### THE INPUT
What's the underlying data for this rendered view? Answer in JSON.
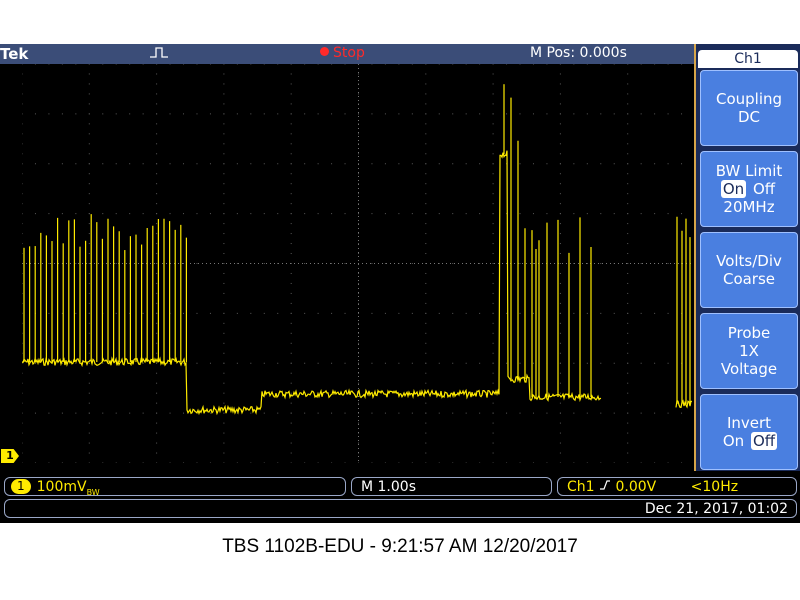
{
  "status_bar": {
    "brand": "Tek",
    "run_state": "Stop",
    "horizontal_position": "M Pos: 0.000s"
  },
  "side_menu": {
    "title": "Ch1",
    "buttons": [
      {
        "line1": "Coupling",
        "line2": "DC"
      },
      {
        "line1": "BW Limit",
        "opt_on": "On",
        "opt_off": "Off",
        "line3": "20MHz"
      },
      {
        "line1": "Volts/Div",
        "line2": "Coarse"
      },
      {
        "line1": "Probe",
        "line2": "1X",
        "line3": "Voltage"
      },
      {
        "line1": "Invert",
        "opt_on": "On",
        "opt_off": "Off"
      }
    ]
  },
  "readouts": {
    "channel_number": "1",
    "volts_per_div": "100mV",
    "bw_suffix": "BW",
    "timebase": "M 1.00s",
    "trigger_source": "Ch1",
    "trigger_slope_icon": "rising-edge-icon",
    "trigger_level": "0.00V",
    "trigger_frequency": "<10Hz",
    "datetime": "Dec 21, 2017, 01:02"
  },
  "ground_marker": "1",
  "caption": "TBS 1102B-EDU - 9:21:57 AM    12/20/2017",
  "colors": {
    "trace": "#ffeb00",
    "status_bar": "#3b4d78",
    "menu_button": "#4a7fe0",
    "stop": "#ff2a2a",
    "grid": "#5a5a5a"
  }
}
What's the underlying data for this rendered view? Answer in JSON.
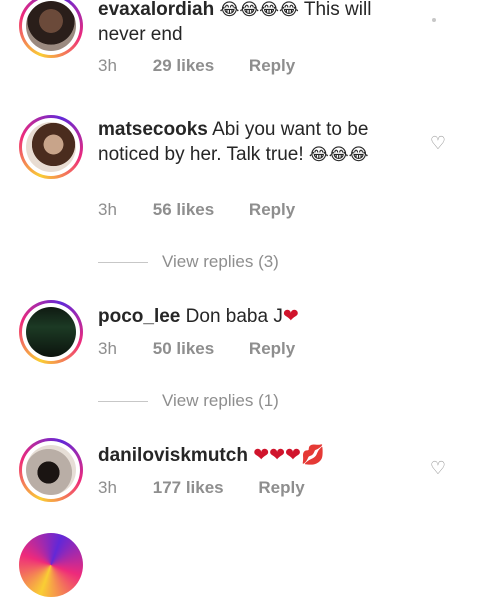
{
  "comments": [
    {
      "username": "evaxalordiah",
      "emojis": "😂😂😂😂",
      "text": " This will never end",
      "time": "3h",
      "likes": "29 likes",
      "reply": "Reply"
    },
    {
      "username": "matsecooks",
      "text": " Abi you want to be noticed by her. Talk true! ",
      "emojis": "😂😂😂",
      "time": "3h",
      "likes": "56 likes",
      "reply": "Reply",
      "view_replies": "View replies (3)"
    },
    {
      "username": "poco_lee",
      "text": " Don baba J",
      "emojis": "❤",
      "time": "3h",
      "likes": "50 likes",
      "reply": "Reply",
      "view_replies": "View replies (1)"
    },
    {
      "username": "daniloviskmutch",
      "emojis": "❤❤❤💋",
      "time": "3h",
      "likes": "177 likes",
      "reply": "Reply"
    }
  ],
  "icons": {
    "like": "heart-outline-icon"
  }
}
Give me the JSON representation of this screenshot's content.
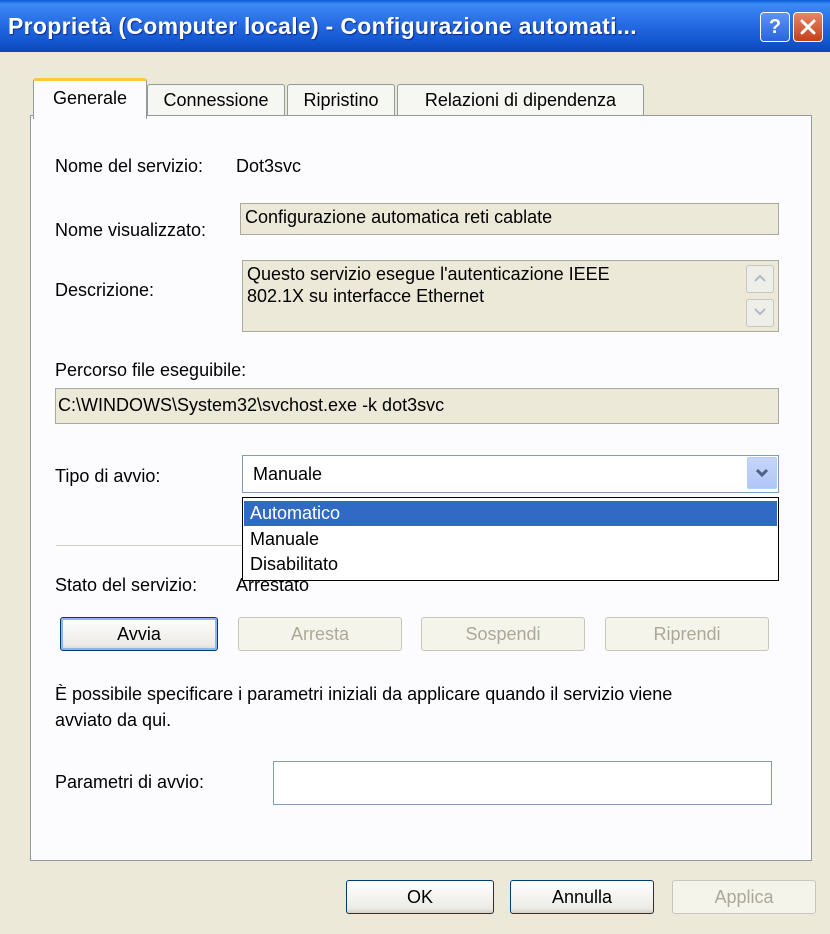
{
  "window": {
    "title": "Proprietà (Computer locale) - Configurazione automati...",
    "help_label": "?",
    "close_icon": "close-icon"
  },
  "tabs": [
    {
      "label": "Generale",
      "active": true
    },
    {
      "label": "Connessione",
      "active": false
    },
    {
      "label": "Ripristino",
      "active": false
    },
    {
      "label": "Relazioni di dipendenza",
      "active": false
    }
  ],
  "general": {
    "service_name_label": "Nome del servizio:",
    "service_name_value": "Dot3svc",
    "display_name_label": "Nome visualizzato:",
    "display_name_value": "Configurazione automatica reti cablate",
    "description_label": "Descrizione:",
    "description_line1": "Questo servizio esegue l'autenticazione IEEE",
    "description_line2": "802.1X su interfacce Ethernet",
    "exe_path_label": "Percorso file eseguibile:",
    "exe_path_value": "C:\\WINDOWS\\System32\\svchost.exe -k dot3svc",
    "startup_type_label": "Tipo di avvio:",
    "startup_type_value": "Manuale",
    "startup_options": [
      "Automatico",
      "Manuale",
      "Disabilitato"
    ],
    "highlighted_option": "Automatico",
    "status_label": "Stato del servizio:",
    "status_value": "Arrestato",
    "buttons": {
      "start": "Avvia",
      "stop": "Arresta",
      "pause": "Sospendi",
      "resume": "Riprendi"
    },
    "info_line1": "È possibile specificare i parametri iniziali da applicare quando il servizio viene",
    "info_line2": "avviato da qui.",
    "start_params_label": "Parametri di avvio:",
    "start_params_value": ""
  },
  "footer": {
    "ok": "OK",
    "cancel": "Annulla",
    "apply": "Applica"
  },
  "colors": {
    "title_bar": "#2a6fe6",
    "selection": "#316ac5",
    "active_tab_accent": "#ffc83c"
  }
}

### SET TASK
Check every line of the data, and copy the ones that contain "likes".

### CORRECT ANSWER
      "likes": "29 likes",
      "likes": "56 likes",
      "likes": "50 likes",
      "likes": "177 likes",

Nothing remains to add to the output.